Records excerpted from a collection
╭──

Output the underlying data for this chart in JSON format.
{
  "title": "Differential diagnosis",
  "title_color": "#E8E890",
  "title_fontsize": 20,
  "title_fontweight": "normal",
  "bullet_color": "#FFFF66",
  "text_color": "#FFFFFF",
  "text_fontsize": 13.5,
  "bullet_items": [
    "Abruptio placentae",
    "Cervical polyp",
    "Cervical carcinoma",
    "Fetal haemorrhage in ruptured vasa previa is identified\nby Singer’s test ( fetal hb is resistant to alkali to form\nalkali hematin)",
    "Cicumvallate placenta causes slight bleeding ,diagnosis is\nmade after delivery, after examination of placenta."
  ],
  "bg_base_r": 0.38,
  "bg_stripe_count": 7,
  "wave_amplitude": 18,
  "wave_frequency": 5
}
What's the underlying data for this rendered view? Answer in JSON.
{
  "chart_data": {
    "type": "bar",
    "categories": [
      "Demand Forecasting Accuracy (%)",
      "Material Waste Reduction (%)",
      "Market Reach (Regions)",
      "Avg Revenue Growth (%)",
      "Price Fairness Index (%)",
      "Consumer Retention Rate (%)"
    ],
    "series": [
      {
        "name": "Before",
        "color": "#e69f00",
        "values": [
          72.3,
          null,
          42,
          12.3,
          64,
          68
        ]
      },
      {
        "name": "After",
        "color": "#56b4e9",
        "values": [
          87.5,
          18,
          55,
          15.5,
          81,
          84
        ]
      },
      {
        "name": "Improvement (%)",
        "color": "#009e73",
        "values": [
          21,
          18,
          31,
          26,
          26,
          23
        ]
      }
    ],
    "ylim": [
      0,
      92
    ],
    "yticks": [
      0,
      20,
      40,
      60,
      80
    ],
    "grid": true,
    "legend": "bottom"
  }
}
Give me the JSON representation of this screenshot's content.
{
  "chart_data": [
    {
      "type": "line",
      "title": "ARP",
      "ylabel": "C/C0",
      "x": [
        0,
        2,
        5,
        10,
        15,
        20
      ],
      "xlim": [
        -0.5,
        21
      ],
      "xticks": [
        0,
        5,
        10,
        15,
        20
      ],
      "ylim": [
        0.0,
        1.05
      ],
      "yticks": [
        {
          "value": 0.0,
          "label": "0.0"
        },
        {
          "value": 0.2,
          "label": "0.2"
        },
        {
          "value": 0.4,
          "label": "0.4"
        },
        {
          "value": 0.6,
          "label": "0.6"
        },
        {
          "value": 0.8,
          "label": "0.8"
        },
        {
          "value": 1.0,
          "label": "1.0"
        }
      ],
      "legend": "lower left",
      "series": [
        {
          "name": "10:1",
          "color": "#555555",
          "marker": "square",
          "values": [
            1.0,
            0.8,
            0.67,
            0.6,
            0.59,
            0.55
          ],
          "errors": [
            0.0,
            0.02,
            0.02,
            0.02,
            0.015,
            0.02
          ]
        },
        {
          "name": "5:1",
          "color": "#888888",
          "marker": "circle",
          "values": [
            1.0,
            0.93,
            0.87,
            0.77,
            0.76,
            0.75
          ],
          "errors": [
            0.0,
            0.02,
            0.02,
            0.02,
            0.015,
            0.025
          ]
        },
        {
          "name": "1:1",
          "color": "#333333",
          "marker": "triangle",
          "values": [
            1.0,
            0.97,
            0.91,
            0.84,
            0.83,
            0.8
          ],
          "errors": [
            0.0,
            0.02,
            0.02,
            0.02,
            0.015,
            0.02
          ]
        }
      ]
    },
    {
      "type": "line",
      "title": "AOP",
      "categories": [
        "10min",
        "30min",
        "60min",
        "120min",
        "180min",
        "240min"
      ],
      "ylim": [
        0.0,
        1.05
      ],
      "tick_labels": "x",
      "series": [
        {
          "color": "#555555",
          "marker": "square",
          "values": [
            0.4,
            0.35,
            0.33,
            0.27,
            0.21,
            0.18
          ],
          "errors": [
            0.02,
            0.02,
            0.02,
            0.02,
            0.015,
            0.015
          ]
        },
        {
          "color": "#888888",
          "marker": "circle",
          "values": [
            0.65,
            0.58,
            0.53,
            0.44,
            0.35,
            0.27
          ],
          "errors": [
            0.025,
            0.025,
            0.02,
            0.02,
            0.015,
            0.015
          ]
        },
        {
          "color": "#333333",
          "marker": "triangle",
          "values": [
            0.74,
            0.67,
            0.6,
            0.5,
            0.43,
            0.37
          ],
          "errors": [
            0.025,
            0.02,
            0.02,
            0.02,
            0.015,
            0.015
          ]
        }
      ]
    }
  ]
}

╰──

Your task:
Reproduce all of the records exactly.

Finished task:
Output the underlying data for this chart in JSON format.
{
  "title": "Differential diagnosis",
  "title_color": "#E8E890",
  "title_fontsize": 20,
  "title_fontweight": "normal",
  "bullet_color": "#FFFF66",
  "text_color": "#FFFFFF",
  "text_fontsize": 13.5,
  "bullet_items": [
    "Abruptio placentae",
    "Cervical polyp",
    "Cervical carcinoma",
    "Fetal haemorrhage in ruptured vasa previa is identified\nby Singer’s test ( fetal hb is resistant to alkali to form\nalkali hematin)",
    "Cicumvallate placenta causes slight bleeding ,diagnosis is\nmade after delivery, after examination of placenta."
  ],
  "bg_base_r": 0.38,
  "bg_stripe_count": 7,
  "wave_amplitude": 18,
  "wave_frequency": 5
}
What's the underlying data for this rendered view? Answer in JSON.
{
  "chart_data": {
    "type": "bar",
    "categories": [
      "Demand Forecasting Accuracy (%)",
      "Material Waste Reduction (%)",
      "Market Reach (Regions)",
      "Avg Revenue Growth (%)",
      "Price Fairness Index (%)",
      "Consumer Retention Rate (%)"
    ],
    "series": [
      {
        "name": "Before",
        "color": "#e69f00",
        "values": [
          72.3,
          null,
          42,
          12.3,
          64,
          68
        ]
      },
      {
        "name": "After",
        "color": "#56b4e9",
        "values": [
          87.5,
          18,
          55,
          15.5,
          81,
          84
        ]
      },
      {
        "name": "Improvement (%)",
        "color": "#009e73",
        "values": [
          21,
          18,
          31,
          26,
          26,
          23
        ]
      }
    ],
    "ylim": [
      0,
      92
    ],
    "yticks": [
      0,
      20,
      40,
      60,
      80
    ],
    "grid": true,
    "legend": "bottom"
  }
}
Give me the JSON representation of this screenshot's content.
{
  "chart_data": [
    {
      "type": "line",
      "title": "ARP",
      "ylabel": "C/C0",
      "x": [
        0,
        2,
        5,
        10,
        15,
        20
      ],
      "xlim": [
        -0.5,
        21
      ],
      "xticks": [
        0,
        5,
        10,
        15,
        20
      ],
      "ylim": [
        0.0,
        1.05
      ],
      "yticks": [
        {
          "value": 0.0,
          "label": "0.0"
        },
        {
          "value": 0.2,
          "label": "0.2"
        },
        {
          "value": 0.4,
          "label": "0.4"
        },
        {
          "value": 0.6,
          "label": "0.6"
        },
        {
          "value": 0.8,
          "label": "0.8"
        },
        {
          "value": 1.0,
          "label": "1.0"
        }
      ],
      "legend": "lower left",
      "series": [
        {
          "name": "10:1",
          "color": "#555555",
          "marker": "square",
          "values": [
            1.0,
            0.8,
            0.67,
            0.6,
            0.59,
            0.55
          ],
          "errors": [
            0.0,
            0.02,
            0.02,
            0.02,
            0.015,
            0.02
          ]
        },
        {
          "name": "5:1",
          "color": "#888888",
          "marker": "circle",
          "values": [
            1.0,
            0.93,
            0.87,
            0.77,
            0.76,
            0.75
          ],
          "errors": [
            0.0,
            0.02,
            0.02,
            0.02,
            0.015,
            0.025
          ]
        },
        {
          "name": "1:1",
          "color": "#333333",
          "marker": "triangle",
          "values": [
            1.0,
            0.97,
            0.91,
            0.84,
            0.83,
            0.8
          ],
          "errors": [
            0.0,
            0.02,
            0.02,
            0.02,
            0.015,
            0.02
          ]
        }
      ]
    },
    {
      "type": "line",
      "title": "AOP",
      "categories": [
        "10min",
        "30min",
        "60min",
        "120min",
        "180min",
        "240min"
      ],
      "ylim": [
        0.0,
        1.05
      ],
      "tick_labels": "x",
      "series": [
        {
          "color": "#555555",
          "marker": "square",
          "values": [
            0.4,
            0.35,
            0.33,
            0.27,
            0.21,
            0.18
          ],
          "errors": [
            0.02,
            0.02,
            0.02,
            0.02,
            0.015,
            0.015
          ]
        },
        {
          "color": "#888888",
          "marker": "circle",
          "values": [
            0.65,
            0.58,
            0.53,
            0.44,
            0.35,
            0.27
          ],
          "errors": [
            0.025,
            0.025,
            0.02,
            0.02,
            0.015,
            0.015
          ]
        },
        {
          "color": "#333333",
          "marker": "triangle",
          "values": [
            0.74,
            0.67,
            0.6,
            0.5,
            0.43,
            0.37
          ],
          "errors": [
            0.025,
            0.02,
            0.02,
            0.02,
            0.015,
            0.015
          ]
        }
      ]
    }
  ]
}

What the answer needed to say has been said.